== What to work on ==
Show every line that has the string "text" in it.

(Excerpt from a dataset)
▽
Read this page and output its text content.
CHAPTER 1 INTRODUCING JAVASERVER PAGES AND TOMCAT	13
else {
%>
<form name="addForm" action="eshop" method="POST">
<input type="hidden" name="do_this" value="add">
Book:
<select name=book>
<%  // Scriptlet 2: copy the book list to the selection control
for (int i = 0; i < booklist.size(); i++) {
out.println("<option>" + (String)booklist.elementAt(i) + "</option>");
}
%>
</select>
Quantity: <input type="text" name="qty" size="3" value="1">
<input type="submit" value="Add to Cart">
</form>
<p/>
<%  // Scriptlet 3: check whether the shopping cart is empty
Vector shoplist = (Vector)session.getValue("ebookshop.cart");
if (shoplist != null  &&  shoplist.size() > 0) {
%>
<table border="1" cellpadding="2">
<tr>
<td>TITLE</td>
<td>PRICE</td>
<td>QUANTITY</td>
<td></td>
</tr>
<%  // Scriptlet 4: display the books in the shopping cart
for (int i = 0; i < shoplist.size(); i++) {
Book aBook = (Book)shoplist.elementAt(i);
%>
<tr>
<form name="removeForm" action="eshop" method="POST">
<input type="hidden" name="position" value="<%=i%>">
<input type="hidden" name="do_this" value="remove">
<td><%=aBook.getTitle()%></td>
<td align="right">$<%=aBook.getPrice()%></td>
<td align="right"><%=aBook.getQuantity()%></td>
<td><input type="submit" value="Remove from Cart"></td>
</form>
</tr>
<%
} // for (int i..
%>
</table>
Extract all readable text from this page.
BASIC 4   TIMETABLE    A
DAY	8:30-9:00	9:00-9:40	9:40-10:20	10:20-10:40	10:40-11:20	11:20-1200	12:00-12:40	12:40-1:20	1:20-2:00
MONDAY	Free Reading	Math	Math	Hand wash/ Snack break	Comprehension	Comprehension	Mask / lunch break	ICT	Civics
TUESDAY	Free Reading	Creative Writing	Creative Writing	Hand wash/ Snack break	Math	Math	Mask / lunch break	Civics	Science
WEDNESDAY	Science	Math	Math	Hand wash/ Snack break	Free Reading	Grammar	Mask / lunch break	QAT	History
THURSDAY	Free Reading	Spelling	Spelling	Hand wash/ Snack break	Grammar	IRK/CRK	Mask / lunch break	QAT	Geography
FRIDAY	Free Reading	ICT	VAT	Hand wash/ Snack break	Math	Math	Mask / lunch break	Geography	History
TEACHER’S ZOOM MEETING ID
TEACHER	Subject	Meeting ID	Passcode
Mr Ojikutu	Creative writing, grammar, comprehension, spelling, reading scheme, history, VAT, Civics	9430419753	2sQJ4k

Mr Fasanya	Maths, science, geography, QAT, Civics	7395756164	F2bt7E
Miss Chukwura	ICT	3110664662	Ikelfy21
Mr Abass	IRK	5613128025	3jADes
△
== Result of the exercise ==
Read this page and output its text content.
Quantity: <input type="text" name="qty" size="3" value="1">
Extract all readable text from this page.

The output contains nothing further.